▸ Qué se pide
¿En qué lugar desembarca el autor al final del viaje, según el fragmento sobre La vuelta al mundo de un novelista?

▸ Fragmento del texto
He releído, a trozos, La vuelta al mundo de un novelista, de Vicente Blasco Ibáñez. El libro sigue teniendo interés, aumentado por la fecha del viaje, 1923. He aquí su final cuando, después de medio año, el autor desembarca en Montecarlo:
“Estos sedentarios del juego han permanecido aquí seis meses, colocándose todos los días ante una enorme mesa verde para mirar las mismas caras. Mientras yo corría el mundo, los únicos episodios de la existencia de estas señoras han sido estrenar dos o tres vestidos y otros tantos sombreros, perder mucho dinero y recobrar un poco de él, celebrando dicho éxito engañoso con una vanidad infantil.
La gente sigue entrando en el Casino.
Una de las damas insiste en preguntar cuál es la idea resumen de mi viaje, la enseñanza concreta que me ha proporcionado ver tantos pueblos distintos, tantas creencias religiosas, tantas organizaciones sociales.
– Lo que he aprendido, amigas mías, no es alegre ni tranquilizador. Creo que existe ahora en el mundo más gente que nunca. Los adelantos de la higiene y la facilidad de los transportes han evitado una gran parte de las matanzas, las epidemias y las hambres que formaron siempre nuestra pobre historia humana. Somos cada vez más numerosos sobre la corteza de nuestro planeta y esto resulta inquietante, pues los alimentos no se multiplican con la misma rapidez. Podría hacer un resumen brutal diciendo que más de la mitad de los hombres viven sufriendo hambre. Nosotros los blancos llevamos la mejor parte hasta ahora; pero ¿y si algún día centenares de millones de asiáticos encuentran un jefe y un ideal común?... Este viaje ha servido para hacerme ver que aún está lejos de morirse el demonio de la guerra. He visto futuros campos de batalla: en el Pacífico, la China, la India, ¡quién sabe si Egipto y sus antiguos territorios ecuatoriales! Estos choques futuros puede ser que aún los presenciemos nosotros, y si nos libramos de tal angustia, los verán seguramente las próximas generaciones… ¡Tantas cosas que podrían evitar los hombres si dedicasen a ello una buena voluntad!

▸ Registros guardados

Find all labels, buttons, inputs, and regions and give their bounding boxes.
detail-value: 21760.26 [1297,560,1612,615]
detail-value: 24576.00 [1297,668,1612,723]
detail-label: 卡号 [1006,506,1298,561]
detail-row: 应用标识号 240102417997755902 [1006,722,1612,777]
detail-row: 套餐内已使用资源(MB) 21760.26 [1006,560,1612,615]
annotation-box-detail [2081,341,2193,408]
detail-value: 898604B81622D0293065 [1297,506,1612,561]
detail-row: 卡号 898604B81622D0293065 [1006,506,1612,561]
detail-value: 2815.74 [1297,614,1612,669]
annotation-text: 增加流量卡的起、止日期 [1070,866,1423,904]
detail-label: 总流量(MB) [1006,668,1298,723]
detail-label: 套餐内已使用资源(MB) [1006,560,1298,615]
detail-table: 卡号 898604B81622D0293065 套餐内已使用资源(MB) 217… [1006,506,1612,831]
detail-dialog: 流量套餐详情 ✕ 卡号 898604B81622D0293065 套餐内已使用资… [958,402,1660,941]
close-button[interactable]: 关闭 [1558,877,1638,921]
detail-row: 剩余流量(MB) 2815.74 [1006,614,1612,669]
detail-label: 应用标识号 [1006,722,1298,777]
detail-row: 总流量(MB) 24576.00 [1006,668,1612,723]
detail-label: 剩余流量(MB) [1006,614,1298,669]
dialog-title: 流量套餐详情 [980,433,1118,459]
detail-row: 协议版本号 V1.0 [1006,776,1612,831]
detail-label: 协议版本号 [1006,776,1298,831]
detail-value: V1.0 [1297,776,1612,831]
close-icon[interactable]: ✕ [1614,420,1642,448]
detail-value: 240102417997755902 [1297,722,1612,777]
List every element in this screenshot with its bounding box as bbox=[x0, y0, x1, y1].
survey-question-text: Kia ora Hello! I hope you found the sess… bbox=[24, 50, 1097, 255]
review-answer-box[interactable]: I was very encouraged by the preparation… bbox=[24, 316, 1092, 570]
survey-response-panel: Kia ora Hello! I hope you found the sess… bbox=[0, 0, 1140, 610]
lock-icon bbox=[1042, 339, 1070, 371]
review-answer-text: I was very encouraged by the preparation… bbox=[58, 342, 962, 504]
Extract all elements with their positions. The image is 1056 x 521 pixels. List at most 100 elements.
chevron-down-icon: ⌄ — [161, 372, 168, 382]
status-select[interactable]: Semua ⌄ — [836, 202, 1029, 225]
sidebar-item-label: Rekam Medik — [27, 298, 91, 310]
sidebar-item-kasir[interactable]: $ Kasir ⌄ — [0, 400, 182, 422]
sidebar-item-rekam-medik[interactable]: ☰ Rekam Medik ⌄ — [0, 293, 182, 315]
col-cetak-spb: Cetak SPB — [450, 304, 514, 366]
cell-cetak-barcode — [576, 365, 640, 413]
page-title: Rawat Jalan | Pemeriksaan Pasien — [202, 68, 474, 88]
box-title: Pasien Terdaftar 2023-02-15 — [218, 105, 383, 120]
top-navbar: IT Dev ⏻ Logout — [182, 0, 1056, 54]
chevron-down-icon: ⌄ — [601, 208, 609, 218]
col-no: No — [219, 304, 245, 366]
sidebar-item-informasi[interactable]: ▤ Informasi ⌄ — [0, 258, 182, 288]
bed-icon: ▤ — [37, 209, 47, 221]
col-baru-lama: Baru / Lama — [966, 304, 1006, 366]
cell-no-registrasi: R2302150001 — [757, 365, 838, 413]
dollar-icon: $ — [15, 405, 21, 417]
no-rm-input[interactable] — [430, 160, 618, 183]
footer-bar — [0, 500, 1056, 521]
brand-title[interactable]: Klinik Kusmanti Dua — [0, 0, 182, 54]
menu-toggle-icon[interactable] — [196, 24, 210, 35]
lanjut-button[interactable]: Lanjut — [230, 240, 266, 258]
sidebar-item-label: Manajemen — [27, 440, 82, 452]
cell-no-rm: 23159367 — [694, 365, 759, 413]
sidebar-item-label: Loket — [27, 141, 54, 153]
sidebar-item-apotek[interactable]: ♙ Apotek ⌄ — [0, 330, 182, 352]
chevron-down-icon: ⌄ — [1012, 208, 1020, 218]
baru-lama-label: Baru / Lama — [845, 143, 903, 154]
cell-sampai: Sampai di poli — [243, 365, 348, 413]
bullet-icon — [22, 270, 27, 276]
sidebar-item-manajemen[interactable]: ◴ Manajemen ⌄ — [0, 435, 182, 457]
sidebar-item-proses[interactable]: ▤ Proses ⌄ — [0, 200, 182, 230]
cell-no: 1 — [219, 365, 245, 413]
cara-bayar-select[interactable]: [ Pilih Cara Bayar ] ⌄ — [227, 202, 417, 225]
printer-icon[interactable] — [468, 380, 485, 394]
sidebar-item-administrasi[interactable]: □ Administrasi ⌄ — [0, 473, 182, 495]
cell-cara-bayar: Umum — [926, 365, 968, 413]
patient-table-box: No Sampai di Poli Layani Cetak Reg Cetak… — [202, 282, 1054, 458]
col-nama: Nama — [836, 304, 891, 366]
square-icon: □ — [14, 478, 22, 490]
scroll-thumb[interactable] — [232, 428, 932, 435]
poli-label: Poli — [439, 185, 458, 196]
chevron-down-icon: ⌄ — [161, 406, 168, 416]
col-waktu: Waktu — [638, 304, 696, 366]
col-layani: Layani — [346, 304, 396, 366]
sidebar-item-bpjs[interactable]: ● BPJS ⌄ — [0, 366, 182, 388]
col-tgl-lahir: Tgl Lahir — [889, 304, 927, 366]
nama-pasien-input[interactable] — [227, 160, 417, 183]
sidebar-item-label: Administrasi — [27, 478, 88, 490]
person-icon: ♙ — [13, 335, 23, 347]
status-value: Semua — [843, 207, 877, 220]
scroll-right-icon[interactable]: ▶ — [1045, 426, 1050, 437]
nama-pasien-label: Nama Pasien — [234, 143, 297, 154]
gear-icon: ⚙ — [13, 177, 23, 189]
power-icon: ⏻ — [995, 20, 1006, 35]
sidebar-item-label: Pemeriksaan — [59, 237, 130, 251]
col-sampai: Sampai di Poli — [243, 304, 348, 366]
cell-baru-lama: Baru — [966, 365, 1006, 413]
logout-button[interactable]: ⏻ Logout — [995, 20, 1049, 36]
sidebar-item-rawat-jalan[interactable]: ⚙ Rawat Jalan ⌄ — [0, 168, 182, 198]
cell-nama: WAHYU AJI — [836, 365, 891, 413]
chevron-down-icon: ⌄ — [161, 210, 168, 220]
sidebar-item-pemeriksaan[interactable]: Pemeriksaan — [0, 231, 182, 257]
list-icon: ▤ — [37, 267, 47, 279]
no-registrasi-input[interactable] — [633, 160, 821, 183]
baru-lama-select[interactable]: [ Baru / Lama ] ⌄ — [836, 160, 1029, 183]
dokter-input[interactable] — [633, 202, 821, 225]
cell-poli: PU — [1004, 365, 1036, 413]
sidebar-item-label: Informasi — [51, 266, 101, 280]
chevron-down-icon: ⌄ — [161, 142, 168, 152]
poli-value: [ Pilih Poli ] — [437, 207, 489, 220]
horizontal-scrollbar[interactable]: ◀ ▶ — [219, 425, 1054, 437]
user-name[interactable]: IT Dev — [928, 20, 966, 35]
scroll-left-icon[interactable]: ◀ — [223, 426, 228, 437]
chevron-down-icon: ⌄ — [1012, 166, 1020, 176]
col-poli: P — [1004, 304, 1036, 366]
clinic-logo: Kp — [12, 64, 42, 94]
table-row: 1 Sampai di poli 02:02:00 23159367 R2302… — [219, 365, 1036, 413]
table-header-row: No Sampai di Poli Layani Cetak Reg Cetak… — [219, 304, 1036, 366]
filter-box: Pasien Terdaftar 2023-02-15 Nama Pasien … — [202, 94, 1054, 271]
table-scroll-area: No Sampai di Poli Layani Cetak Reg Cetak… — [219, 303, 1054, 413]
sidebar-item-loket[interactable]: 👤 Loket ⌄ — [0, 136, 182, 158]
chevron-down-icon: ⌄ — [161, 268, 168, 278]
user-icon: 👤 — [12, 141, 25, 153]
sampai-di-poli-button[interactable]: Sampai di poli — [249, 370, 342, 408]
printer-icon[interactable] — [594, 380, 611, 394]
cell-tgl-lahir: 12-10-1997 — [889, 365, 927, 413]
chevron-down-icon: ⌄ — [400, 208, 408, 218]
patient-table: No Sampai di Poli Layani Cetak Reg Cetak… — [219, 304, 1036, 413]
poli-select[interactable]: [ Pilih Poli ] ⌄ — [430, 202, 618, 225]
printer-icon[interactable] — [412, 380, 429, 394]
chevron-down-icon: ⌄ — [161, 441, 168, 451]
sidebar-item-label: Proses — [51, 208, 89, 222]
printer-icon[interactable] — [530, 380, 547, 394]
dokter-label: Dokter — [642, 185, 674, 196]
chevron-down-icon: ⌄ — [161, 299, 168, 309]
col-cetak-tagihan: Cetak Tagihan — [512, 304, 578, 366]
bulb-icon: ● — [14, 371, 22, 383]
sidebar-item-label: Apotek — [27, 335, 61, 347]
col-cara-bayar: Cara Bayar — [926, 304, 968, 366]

▸ Respuesta correcta
En Montecarlo.